**Short problem**
Work out how many lines of the listing hold the string "Vanguard", then answer with that number and nothing else.

-- Start Raw data --

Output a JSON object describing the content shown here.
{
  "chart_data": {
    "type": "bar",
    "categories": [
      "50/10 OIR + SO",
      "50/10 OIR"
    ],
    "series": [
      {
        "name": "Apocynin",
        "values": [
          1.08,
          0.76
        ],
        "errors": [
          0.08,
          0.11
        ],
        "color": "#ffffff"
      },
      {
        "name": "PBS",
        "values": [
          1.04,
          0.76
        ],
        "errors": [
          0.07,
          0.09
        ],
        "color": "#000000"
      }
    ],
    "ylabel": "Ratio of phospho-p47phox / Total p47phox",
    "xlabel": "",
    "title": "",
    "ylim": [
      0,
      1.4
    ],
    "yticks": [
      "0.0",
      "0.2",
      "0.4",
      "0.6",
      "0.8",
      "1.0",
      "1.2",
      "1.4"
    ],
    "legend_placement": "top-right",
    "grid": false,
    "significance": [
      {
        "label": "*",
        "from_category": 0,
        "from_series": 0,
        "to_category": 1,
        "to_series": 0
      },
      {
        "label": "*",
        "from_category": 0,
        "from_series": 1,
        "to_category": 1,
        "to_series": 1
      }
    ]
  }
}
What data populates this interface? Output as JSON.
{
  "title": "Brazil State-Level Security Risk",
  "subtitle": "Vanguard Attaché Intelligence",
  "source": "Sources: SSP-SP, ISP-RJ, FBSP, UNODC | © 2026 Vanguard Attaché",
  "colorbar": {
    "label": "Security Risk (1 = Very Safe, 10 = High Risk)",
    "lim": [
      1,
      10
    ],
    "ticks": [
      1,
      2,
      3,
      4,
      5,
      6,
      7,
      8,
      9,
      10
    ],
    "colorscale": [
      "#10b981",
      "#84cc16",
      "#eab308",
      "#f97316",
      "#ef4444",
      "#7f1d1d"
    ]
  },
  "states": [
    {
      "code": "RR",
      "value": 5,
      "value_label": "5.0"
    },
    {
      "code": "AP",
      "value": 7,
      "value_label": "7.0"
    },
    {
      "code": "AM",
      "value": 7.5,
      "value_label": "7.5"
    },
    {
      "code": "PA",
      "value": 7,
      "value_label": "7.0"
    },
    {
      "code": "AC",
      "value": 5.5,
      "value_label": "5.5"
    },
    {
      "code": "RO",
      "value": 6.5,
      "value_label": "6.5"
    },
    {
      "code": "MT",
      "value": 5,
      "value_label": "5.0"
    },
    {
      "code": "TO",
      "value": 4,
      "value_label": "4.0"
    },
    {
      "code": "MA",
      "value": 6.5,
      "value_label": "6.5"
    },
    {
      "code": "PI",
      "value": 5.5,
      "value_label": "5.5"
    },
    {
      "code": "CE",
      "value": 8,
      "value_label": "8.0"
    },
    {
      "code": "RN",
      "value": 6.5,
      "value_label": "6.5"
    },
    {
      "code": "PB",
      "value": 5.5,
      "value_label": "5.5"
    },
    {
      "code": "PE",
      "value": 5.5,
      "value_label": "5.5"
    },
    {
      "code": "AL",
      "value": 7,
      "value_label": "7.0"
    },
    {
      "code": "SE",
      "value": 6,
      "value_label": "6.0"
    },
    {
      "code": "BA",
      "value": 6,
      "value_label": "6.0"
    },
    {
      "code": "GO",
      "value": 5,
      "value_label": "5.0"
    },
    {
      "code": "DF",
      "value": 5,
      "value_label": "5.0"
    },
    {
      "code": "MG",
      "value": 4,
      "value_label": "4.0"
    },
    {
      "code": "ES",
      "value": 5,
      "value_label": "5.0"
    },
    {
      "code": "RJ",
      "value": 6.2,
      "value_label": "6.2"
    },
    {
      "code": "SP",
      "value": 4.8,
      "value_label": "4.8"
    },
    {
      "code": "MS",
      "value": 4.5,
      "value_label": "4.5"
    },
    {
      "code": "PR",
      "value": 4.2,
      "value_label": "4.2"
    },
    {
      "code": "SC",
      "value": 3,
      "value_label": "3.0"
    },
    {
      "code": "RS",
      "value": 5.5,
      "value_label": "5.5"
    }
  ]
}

-- End Raw data --

**Exercise answer**
2